— begin RECORD EXCERPTS —

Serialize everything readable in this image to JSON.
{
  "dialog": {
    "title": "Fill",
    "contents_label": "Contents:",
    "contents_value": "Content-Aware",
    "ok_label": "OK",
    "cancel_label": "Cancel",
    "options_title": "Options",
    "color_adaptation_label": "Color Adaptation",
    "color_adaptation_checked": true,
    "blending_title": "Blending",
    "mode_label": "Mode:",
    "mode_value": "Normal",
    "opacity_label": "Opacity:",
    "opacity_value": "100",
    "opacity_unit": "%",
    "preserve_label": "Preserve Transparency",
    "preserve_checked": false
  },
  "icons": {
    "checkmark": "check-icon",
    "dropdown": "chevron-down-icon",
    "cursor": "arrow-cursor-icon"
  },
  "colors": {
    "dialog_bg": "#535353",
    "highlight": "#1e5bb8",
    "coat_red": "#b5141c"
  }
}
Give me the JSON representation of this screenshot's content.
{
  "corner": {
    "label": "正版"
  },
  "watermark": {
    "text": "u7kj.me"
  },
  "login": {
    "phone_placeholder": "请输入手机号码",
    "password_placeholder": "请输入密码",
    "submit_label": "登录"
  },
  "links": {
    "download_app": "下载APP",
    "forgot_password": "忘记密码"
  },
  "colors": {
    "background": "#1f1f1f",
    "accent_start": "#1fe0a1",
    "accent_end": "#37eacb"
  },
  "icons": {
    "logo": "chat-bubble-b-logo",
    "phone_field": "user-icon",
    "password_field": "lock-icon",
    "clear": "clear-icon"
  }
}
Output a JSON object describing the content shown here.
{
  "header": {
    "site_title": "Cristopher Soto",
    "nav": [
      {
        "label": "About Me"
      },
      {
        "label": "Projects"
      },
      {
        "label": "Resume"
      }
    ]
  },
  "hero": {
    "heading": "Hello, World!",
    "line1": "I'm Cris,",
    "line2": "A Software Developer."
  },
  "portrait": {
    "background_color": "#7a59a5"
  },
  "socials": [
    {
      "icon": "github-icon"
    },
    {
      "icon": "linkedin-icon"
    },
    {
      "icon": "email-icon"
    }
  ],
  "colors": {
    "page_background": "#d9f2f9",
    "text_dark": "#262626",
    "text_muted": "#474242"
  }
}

— end RECORD EXCERPTS —

WHAT THIS TASK INVOLVES: Produce an exact copy of every entry above.

COMPLETED TASK:
Serialize everything readable in this image to JSON.
{
  "dialog": {
    "title": "Fill",
    "contents_label": "Contents:",
    "contents_value": "Content-Aware",
    "ok_label": "OK",
    "cancel_label": "Cancel",
    "options_title": "Options",
    "color_adaptation_label": "Color Adaptation",
    "color_adaptation_checked": true,
    "blending_title": "Blending",
    "mode_label": "Mode:",
    "mode_value": "Normal",
    "opacity_label": "Opacity:",
    "opacity_value": "100",
    "opacity_unit": "%",
    "preserve_label": "Preserve Transparency",
    "preserve_checked": false
  },
  "icons": {
    "checkmark": "check-icon",
    "dropdown": "chevron-down-icon",
    "cursor": "arrow-cursor-icon"
  },
  "colors": {
    "dialog_bg": "#535353",
    "highlight": "#1e5bb8",
    "coat_red": "#b5141c"
  }
}
Give me the JSON representation of this screenshot's content.
{
  "corner": {
    "label": "正版"
  },
  "watermark": {
    "text": "u7kj.me"
  },
  "login": {
    "phone_placeholder": "请输入手机号码",
    "password_placeholder": "请输入密码",
    "submit_label": "登录"
  },
  "links": {
    "download_app": "下载APP",
    "forgot_password": "忘记密码"
  },
  "colors": {
    "background": "#1f1f1f",
    "accent_start": "#1fe0a1",
    "accent_end": "#37eacb"
  },
  "icons": {
    "logo": "chat-bubble-b-logo",
    "phone_field": "user-icon",
    "password_field": "lock-icon",
    "clear": "clear-icon"
  }
}
Output a JSON object describing the content shown here.
{
  "header": {
    "site_title": "Cristopher Soto",
    "nav": [
      {
        "label": "About Me"
      },
      {
        "label": "Projects"
      },
      {
        "label": "Resume"
      }
    ]
  },
  "hero": {
    "heading": "Hello, World!",
    "line1": "I'm Cris,",
    "line2": "A Software Developer."
  },
  "portrait": {
    "background_color": "#7a59a5"
  },
  "socials": [
    {
      "icon": "github-icon"
    },
    {
      "icon": "linkedin-icon"
    },
    {
      "icon": "email-icon"
    }
  ],
  "colors": {
    "page_background": "#d9f2f9",
    "text_dark": "#262626",
    "text_muted": "#474242"
  }
}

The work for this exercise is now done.